▸ Work required
Where a line in the listing below contains the word "Till", copy that line.
▶
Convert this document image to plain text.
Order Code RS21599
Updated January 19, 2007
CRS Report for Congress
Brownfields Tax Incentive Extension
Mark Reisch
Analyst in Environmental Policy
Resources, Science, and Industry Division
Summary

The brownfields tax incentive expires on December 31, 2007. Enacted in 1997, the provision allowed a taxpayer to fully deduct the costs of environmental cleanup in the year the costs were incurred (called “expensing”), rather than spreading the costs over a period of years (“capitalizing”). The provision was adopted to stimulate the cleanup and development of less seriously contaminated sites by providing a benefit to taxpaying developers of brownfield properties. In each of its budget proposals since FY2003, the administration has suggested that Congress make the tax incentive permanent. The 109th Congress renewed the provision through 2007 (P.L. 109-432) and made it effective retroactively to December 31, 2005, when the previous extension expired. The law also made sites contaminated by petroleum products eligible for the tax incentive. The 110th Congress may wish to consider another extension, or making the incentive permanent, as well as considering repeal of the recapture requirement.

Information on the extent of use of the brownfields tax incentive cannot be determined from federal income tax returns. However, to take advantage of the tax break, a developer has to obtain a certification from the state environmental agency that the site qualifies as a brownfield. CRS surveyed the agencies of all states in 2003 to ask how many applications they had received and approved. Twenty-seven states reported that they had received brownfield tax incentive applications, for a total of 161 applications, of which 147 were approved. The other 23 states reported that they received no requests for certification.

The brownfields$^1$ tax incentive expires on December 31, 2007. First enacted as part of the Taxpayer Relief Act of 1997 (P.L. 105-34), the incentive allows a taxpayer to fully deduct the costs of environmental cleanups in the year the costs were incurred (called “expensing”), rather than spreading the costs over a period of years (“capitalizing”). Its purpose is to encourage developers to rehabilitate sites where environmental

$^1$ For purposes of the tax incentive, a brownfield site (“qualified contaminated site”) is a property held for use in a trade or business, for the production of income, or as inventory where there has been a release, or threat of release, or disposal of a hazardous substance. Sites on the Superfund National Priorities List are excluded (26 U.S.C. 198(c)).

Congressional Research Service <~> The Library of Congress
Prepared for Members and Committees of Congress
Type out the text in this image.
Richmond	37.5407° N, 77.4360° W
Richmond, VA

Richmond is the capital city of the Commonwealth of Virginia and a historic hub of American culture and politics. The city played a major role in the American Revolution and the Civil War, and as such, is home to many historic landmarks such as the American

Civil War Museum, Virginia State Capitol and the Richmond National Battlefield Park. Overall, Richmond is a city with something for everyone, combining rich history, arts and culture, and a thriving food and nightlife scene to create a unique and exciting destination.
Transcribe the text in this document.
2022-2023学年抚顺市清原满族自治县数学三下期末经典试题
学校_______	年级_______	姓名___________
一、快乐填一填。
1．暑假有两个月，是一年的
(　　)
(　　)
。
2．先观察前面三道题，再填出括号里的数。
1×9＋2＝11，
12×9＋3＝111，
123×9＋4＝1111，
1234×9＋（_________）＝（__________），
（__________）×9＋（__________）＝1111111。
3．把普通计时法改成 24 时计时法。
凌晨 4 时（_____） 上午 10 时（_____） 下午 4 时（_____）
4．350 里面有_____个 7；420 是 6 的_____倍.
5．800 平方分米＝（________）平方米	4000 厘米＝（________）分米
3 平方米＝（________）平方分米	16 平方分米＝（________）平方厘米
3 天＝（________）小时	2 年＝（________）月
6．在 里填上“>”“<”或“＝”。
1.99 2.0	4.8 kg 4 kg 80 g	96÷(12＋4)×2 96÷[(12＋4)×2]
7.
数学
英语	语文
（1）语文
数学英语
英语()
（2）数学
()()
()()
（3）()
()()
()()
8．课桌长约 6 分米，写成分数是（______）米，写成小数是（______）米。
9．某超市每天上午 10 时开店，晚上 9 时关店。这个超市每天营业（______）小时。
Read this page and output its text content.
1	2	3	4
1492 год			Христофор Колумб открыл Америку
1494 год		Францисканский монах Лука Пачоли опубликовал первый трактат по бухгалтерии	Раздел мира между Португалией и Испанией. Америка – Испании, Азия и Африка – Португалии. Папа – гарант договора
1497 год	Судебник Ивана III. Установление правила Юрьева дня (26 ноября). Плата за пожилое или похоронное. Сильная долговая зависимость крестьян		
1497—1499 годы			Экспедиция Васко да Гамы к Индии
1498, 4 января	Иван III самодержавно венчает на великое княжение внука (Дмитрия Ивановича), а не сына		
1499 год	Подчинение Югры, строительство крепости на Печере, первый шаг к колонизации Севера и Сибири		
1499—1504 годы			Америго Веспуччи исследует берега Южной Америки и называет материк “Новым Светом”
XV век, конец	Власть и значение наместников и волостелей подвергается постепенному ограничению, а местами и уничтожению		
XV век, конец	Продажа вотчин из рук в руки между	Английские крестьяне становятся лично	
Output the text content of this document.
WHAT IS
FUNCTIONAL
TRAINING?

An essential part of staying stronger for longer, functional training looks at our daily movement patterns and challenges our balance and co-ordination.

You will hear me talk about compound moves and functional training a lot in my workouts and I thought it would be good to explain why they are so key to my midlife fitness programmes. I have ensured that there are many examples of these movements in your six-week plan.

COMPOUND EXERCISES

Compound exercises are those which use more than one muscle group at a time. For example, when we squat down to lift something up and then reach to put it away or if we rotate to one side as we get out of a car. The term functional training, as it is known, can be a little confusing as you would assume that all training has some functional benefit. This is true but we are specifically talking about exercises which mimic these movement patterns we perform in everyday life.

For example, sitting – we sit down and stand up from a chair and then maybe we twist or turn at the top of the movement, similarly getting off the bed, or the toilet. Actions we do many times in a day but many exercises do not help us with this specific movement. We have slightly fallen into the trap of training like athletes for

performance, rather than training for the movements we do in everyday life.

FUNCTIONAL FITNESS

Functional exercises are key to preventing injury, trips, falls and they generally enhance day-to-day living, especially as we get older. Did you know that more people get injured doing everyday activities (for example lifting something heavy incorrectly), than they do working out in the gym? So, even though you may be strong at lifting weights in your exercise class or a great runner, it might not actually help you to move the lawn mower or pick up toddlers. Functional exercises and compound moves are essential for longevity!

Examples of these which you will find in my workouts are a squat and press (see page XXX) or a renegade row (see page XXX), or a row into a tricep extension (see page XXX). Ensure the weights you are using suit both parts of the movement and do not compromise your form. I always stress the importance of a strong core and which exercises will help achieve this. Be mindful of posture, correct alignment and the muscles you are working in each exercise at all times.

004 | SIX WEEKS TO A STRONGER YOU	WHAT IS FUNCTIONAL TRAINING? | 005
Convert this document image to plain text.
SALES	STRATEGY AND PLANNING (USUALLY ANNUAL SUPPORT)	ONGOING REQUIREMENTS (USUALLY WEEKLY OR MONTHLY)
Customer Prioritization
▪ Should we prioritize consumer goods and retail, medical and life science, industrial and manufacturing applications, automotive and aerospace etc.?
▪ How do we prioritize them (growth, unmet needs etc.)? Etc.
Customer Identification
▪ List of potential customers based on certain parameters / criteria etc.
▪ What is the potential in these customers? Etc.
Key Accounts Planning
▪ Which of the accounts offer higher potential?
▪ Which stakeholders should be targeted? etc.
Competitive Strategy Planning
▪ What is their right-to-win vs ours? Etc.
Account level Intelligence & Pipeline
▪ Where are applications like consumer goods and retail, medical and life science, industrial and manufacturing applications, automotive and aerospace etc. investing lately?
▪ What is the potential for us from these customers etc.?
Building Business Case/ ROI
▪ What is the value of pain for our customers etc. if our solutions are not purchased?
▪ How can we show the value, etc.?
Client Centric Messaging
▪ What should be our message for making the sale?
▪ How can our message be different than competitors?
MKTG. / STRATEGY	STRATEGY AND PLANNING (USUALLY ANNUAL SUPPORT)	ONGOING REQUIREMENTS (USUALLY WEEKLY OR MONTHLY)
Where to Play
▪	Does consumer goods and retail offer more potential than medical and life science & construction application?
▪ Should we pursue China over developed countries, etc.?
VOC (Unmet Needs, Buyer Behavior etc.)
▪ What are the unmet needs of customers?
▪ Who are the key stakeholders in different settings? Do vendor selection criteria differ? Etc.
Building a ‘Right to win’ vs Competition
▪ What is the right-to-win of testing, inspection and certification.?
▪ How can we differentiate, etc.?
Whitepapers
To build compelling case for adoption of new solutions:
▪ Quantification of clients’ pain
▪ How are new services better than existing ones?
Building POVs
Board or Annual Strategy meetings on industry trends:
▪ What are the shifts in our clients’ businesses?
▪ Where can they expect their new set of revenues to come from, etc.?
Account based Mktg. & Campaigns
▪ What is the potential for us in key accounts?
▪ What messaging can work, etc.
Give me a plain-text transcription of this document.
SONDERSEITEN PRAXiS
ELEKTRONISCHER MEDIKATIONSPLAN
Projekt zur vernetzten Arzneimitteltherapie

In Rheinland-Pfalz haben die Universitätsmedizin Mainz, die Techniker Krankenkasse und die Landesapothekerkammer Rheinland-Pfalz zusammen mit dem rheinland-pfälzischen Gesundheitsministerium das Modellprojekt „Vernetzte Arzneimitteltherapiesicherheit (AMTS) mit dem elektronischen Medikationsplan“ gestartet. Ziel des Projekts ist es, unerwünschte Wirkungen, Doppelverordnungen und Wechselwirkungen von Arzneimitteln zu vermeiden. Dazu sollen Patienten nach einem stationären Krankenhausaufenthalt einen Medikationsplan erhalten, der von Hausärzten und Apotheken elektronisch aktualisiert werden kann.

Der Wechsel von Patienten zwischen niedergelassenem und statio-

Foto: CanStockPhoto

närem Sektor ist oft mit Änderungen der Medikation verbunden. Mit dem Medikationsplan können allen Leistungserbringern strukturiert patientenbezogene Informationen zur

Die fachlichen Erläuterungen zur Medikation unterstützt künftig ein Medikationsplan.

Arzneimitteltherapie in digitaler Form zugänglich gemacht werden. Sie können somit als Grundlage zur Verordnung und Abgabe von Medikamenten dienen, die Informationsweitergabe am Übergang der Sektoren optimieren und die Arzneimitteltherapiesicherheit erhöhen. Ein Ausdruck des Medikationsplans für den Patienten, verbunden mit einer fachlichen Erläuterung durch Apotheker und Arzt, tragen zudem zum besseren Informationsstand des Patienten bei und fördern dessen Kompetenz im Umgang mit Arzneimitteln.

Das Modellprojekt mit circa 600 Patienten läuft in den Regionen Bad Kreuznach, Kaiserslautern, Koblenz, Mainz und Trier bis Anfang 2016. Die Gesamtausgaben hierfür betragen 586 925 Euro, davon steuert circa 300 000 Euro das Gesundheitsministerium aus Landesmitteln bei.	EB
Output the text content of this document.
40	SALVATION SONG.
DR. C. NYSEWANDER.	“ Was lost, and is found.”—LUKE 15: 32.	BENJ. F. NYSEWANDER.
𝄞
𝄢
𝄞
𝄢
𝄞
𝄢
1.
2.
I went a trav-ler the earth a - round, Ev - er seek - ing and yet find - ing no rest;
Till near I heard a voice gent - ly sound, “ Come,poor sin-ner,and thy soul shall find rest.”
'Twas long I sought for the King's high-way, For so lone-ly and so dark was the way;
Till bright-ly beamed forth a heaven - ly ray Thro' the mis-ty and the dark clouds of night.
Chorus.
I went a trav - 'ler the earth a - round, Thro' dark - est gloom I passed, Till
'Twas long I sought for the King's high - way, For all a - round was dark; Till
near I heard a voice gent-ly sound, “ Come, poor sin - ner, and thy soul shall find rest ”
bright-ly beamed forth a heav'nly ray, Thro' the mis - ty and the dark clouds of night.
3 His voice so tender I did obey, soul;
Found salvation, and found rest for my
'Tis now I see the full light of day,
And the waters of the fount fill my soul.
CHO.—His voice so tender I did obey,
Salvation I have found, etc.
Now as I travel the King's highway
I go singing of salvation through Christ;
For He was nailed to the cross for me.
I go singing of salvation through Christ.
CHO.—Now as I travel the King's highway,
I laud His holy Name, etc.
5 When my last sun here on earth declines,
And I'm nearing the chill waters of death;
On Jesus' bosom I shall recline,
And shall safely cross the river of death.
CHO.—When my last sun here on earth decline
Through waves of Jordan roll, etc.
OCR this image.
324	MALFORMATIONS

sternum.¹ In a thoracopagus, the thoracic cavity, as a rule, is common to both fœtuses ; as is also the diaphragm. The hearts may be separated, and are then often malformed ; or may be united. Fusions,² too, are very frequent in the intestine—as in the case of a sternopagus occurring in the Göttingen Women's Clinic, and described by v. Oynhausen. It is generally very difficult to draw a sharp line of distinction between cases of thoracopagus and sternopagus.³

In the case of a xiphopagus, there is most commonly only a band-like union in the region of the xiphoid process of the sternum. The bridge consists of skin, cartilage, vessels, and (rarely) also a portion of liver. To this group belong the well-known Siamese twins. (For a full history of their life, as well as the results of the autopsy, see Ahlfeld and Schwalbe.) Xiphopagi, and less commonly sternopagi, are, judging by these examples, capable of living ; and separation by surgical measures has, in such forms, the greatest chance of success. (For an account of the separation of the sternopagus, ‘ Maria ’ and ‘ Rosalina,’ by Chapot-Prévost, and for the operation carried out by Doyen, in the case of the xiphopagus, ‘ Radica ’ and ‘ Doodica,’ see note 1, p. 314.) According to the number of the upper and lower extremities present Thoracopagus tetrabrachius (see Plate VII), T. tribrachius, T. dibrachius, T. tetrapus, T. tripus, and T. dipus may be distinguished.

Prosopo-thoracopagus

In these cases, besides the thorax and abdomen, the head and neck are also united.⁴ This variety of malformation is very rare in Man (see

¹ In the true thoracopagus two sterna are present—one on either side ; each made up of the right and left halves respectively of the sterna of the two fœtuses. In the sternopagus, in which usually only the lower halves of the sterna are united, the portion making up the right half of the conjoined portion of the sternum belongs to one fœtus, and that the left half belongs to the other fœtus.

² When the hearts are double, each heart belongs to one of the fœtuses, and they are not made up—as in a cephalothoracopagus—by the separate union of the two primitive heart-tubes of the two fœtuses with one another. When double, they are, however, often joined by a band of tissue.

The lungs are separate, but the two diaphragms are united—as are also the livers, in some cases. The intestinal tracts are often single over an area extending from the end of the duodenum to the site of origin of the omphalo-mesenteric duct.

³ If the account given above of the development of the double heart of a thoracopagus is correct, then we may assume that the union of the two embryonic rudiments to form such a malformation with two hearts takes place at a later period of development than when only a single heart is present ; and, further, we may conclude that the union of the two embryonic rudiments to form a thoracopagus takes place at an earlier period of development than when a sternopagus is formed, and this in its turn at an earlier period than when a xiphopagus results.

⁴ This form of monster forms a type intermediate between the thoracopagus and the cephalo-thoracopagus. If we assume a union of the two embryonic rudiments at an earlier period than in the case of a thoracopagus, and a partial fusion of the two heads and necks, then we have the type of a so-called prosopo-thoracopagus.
◀
▸ Exercise output
Till near I heard a voice gent - ly sound, “ Come,poor sin-ner,and thy soul shall find rest.”
Till bright-ly beamed forth a heaven - ly ray Thro' the mis-ty and the dark clouds of night.
I went a trav - 'ler the earth a - round, Thro' dark - est gloom I passed, Till
'Twas long I sought for the King's high - way, For all a - round was dark; Till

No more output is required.